DIRECTIVE
Give the number of lines in the entries that contain "peuvent". State only the count.

INFORMATION SUPPLIED
━━━━━━━━━━━━━━━━

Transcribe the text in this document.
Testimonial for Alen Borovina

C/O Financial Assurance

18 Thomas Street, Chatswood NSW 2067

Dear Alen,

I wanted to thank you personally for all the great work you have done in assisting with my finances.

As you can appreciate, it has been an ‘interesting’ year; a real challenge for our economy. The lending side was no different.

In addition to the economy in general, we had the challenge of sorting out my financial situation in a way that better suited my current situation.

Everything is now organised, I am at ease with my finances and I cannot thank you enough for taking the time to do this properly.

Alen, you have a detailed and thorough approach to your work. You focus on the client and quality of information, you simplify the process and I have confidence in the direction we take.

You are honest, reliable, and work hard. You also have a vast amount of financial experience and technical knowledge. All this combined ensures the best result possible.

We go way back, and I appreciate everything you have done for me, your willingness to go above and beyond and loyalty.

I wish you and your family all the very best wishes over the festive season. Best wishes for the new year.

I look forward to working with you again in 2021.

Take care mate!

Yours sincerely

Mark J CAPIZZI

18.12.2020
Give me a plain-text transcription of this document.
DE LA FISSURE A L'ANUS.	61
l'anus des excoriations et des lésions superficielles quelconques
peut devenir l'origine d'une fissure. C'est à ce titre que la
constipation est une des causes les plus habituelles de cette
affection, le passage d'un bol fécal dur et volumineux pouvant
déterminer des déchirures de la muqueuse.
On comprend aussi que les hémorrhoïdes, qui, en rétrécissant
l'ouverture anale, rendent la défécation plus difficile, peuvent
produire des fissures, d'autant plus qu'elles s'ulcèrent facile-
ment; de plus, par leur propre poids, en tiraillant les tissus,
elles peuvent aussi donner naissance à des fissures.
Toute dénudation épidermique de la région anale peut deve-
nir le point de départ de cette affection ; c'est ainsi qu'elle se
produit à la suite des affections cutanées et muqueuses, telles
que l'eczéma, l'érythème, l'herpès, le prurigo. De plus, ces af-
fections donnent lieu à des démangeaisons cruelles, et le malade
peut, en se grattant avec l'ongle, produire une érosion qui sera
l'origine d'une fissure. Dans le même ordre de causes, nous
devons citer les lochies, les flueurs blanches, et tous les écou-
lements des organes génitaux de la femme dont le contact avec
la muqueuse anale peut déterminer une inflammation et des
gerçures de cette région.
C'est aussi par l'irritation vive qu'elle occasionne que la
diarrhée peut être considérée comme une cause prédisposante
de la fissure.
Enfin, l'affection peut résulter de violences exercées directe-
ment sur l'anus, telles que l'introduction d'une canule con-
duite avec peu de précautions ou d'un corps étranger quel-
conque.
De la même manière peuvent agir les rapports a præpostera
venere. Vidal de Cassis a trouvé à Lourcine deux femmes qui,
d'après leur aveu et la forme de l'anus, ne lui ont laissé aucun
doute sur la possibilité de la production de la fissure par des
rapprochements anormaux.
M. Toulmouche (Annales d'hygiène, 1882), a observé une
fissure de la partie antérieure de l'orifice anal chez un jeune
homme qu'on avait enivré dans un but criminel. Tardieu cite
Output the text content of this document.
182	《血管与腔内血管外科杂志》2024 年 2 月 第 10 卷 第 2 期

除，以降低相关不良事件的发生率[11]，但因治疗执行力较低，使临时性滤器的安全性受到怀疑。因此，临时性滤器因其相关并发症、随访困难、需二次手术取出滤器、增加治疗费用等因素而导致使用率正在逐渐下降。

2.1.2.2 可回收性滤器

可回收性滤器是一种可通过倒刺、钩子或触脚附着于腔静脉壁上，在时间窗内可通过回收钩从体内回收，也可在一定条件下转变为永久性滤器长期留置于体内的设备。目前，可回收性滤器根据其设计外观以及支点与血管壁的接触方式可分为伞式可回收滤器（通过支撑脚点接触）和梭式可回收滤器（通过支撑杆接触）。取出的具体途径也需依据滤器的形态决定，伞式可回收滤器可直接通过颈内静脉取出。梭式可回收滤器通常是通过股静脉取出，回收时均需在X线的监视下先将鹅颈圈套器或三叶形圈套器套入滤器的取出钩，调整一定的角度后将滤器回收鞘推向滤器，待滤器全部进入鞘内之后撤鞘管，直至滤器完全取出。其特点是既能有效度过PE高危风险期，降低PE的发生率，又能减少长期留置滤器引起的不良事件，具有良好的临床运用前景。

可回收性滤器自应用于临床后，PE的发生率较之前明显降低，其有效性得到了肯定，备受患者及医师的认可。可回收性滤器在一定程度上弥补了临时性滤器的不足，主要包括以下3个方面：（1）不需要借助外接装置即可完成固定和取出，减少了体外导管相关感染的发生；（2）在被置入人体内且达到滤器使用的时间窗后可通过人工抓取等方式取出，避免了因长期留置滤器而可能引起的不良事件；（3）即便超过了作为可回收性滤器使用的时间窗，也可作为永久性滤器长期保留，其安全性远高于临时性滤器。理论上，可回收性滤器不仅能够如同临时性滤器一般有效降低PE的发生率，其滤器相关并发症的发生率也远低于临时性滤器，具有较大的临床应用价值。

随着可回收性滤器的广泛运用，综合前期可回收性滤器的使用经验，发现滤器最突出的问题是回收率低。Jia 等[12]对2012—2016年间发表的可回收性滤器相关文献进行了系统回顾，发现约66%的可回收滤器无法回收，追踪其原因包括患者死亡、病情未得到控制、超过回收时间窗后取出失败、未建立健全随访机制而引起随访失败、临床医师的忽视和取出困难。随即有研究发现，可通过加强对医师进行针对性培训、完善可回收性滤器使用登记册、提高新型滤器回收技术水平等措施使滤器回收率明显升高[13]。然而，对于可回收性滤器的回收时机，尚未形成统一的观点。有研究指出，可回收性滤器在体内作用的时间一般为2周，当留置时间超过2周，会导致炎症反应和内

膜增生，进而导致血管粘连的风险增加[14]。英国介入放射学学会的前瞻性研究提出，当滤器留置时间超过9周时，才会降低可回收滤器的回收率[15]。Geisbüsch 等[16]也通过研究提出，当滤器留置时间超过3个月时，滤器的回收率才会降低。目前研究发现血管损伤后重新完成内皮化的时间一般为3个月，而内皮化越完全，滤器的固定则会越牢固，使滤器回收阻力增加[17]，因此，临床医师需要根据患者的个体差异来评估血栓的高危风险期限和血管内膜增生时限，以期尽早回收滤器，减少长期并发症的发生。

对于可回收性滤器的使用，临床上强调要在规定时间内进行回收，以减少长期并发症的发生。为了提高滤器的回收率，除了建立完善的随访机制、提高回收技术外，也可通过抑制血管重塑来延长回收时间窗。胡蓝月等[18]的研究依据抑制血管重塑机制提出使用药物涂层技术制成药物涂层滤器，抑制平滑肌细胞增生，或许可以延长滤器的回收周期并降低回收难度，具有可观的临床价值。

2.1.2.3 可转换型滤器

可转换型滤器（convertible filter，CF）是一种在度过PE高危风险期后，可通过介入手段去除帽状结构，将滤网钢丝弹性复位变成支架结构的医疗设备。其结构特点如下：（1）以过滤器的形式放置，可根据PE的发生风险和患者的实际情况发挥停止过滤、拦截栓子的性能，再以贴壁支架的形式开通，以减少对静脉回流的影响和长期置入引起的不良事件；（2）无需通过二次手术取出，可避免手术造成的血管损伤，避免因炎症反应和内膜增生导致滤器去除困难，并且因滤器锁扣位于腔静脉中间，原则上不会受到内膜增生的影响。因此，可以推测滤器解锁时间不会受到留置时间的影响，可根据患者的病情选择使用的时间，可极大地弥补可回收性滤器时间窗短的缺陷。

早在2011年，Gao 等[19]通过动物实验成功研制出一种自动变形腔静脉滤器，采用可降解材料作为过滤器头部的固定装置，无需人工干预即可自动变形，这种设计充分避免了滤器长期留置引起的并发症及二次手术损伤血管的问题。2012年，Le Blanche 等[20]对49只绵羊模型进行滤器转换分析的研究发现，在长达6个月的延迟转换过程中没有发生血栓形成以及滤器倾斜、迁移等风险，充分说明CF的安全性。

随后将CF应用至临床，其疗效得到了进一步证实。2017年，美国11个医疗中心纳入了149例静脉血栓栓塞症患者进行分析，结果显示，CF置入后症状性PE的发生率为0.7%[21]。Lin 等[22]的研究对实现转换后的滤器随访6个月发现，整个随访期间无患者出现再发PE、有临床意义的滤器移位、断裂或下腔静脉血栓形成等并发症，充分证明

━━━━━━━━━━━━━━━━

RESPONSE TO THIS EXERCISE
3